(Stored entries)
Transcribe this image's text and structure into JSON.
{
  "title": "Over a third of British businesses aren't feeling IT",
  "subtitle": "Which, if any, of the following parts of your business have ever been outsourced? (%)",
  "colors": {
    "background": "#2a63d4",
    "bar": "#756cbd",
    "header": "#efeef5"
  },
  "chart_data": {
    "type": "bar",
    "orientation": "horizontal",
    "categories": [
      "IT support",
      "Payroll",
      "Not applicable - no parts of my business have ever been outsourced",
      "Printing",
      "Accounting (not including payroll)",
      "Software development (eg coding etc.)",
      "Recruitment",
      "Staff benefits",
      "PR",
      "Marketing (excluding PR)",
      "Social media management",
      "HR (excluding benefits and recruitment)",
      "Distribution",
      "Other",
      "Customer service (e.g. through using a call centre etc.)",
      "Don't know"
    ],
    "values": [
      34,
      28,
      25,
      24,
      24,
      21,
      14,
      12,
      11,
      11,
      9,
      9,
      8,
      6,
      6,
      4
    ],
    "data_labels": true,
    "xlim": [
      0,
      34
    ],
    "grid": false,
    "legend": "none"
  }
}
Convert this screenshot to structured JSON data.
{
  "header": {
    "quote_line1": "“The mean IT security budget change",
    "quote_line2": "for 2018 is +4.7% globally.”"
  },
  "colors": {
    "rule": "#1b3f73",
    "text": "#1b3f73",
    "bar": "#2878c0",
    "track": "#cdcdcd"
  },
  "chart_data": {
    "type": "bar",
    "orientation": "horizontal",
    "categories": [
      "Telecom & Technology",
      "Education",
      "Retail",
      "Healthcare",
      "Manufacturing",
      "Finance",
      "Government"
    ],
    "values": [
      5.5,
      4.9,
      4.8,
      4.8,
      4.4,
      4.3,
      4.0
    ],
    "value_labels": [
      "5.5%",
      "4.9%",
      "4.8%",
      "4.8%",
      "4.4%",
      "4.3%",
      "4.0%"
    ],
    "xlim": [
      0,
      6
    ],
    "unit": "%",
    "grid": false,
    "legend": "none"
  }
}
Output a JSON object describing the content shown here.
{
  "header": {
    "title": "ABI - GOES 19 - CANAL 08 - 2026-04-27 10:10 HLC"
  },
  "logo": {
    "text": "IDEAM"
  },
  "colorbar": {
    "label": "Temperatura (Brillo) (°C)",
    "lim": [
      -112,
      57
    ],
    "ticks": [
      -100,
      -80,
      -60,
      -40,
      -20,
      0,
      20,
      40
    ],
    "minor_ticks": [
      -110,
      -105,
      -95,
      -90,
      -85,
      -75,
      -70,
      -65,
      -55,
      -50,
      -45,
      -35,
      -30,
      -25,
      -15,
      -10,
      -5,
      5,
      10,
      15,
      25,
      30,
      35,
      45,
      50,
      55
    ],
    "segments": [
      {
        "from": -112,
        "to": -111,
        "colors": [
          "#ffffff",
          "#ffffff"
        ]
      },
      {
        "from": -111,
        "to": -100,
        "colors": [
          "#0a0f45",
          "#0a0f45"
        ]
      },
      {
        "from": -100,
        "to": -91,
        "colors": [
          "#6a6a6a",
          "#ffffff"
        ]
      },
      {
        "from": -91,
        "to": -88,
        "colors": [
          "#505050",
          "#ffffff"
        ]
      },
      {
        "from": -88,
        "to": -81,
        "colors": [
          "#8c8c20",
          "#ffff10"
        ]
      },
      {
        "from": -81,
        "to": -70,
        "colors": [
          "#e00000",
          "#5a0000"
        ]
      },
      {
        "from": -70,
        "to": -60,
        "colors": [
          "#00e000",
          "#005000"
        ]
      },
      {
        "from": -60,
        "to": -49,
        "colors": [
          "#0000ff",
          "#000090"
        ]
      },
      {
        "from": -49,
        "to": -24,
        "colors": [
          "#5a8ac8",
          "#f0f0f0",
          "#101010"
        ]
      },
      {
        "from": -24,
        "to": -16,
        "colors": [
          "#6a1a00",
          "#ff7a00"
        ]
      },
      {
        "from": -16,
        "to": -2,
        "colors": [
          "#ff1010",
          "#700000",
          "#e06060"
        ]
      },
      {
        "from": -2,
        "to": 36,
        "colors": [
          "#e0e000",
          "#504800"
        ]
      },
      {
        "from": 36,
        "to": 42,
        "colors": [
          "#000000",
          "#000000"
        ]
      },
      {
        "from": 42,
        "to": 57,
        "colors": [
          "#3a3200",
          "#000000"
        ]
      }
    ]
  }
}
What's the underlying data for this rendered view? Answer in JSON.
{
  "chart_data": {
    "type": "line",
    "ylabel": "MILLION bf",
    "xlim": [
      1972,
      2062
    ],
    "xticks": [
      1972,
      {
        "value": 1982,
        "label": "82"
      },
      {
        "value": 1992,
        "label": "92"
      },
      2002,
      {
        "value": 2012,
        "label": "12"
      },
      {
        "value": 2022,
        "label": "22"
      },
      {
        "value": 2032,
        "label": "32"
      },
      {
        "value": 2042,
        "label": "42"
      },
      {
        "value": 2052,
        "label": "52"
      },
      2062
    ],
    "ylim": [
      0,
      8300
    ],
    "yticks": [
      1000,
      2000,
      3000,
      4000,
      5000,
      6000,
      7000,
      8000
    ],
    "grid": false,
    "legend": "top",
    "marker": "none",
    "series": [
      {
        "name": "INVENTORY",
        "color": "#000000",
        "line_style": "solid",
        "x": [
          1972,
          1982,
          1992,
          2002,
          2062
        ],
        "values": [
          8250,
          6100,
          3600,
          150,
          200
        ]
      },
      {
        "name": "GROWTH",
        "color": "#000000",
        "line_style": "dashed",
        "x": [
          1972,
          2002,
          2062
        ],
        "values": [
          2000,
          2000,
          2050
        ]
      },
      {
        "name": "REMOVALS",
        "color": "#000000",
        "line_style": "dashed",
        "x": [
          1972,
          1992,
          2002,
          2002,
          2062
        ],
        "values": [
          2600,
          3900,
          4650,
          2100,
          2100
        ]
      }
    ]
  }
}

# To be done
Reproduce the listing in full. Keep it exactly as written.

# Response to this task
Transcribe this image's text and structure into JSON.
{
  "title": "Over a third of British businesses aren't feeling IT",
  "subtitle": "Which, if any, of the following parts of your business have ever been outsourced? (%)",
  "colors": {
    "background": "#2a63d4",
    "bar": "#756cbd",
    "header": "#efeef5"
  },
  "chart_data": {
    "type": "bar",
    "orientation": "horizontal",
    "categories": [
      "IT support",
      "Payroll",
      "Not applicable - no parts of my business have ever been outsourced",
      "Printing",
      "Accounting (not including payroll)",
      "Software development (eg coding etc.)",
      "Recruitment",
      "Staff benefits",
      "PR",
      "Marketing (excluding PR)",
      "Social media management",
      "HR (excluding benefits and recruitment)",
      "Distribution",
      "Other",
      "Customer service (e.g. through using a call centre etc.)",
      "Don't know"
    ],
    "values": [
      34,
      28,
      25,
      24,
      24,
      21,
      14,
      12,
      11,
      11,
      9,
      9,
      8,
      6,
      6,
      4
    ],
    "data_labels": true,
    "xlim": [
      0,
      34
    ],
    "grid": false,
    "legend": "none"
  }
}
Convert this screenshot to structured JSON data.
{
  "header": {
    "quote_line1": "“The mean IT security budget change",
    "quote_line2": "for 2018 is +4.7% globally.”"
  },
  "colors": {
    "rule": "#1b3f73",
    "text": "#1b3f73",
    "bar": "#2878c0",
    "track": "#cdcdcd"
  },
  "chart_data": {
    "type": "bar",
    "orientation": "horizontal",
    "categories": [
      "Telecom & Technology",
      "Education",
      "Retail",
      "Healthcare",
      "Manufacturing",
      "Finance",
      "Government"
    ],
    "values": [
      5.5,
      4.9,
      4.8,
      4.8,
      4.4,
      4.3,
      4.0
    ],
    "value_labels": [
      "5.5%",
      "4.9%",
      "4.8%",
      "4.8%",
      "4.4%",
      "4.3%",
      "4.0%"
    ],
    "xlim": [
      0,
      6
    ],
    "unit": "%",
    "grid": false,
    "legend": "none"
  }
}
Output a JSON object describing the content shown here.
{
  "header": {
    "title": "ABI - GOES 19 - CANAL 08 - 2026-04-27 10:10 HLC"
  },
  "logo": {
    "text": "IDEAM"
  },
  "colorbar": {
    "label": "Temperatura (Brillo) (°C)",
    "lim": [
      -112,
      57
    ],
    "ticks": [
      -100,
      -80,
      -60,
      -40,
      -20,
      0,
      20,
      40
    ],
    "minor_ticks": [
      -110,
      -105,
      -95,
      -90,
      -85,
      -75,
      -70,
      -65,
      -55,
      -50,
      -45,
      -35,
      -30,
      -25,
      -15,
      -10,
      -5,
      5,
      10,
      15,
      25,
      30,
      35,
      45,
      50,
      55
    ],
    "segments": [
      {
        "from": -112,
        "to": -111,
        "colors": [
          "#ffffff",
          "#ffffff"
        ]
      },
      {
        "from": -111,
        "to": -100,
        "colors": [
          "#0a0f45",
          "#0a0f45"
        ]
      },
      {
        "from": -100,
        "to": -91,
        "colors": [
          "#6a6a6a",
          "#ffffff"
        ]
      },
      {
        "from": -91,
        "to": -88,
        "colors": [
          "#505050",
          "#ffffff"
        ]
      },
      {
        "from": -88,
        "to": -81,
        "colors": [
          "#8c8c20",
          "#ffff10"
        ]
      },
      {
        "from": -81,
        "to": -70,
        "colors": [
          "#e00000",
          "#5a0000"
        ]
      },
      {
        "from": -70,
        "to": -60,
        "colors": [
          "#00e000",
          "#005000"
        ]
      },
      {
        "from": -60,
        "to": -49,
        "colors": [
          "#0000ff",
          "#000090"
        ]
      },
      {
        "from": -49,
        "to": -24,
        "colors": [
          "#5a8ac8",
          "#f0f0f0",
          "#101010"
        ]
      },
      {
        "from": -24,
        "to": -16,
        "colors": [
          "#6a1a00",
          "#ff7a00"
        ]
      },
      {
        "from": -16,
        "to": -2,
        "colors": [
          "#ff1010",
          "#700000",
          "#e06060"
        ]
      },
      {
        "from": -2,
        "to": 36,
        "colors": [
          "#e0e000",
          "#504800"
        ]
      },
      {
        "from": 36,
        "to": 42,
        "colors": [
          "#000000",
          "#000000"
        ]
      },
      {
        "from": 42,
        "to": 57,
        "colors": [
          "#3a3200",
          "#000000"
        ]
      }
    ]
  }
}
What's the underlying data for this rendered view? Answer in JSON.
{
  "chart_data": {
    "type": "line",
    "ylabel": "MILLION bf",
    "xlim": [
      1972,
      2062
    ],
    "xticks": [
      1972,
      {
        "value": 1982,
        "label": "82"
      },
      {
        "value": 1992,
        "label": "92"
      },
      2002,
      {
        "value": 2012,
        "label": "12"
      },
      {
        "value": 2022,
        "label": "22"
      },
      {
        "value": 2032,
        "label": "32"
      },
      {
        "value": 2042,
        "label": "42"
      },
      {
        "value": 2052,
        "label": "52"
      },
      2062
    ],
    "ylim": [
      0,
      8300
    ],
    "yticks": [
      1000,
      2000,
      3000,
      4000,
      5000,
      6000,
      7000,
      8000
    ],
    "grid": false,
    "legend": "top",
    "marker": "none",
    "series": [
      {
        "name": "INVENTORY",
        "color": "#000000",
        "line_style": "solid",
        "x": [
          1972,
          1982,
          1992,
          2002,
          2062
        ],
        "values": [
          8250,
          6100,
          3600,
          150,
          200
        ]
      },
      {
        "name": "GROWTH",
        "color": "#000000",
        "line_style": "dashed",
        "x": [
          1972,
          2002,
          2062
        ],
        "values": [
          2000,
          2000,
          2050
        ]
      },
      {
        "name": "REMOVALS",
        "color": "#000000",
        "line_style": "dashed",
        "x": [
          1972,
          1992,
          2002,
          2002,
          2062
        ],
        "values": [
          2600,
          3900,
          4650,
          2100,
          2100
        ]
      }
    ]
  }
}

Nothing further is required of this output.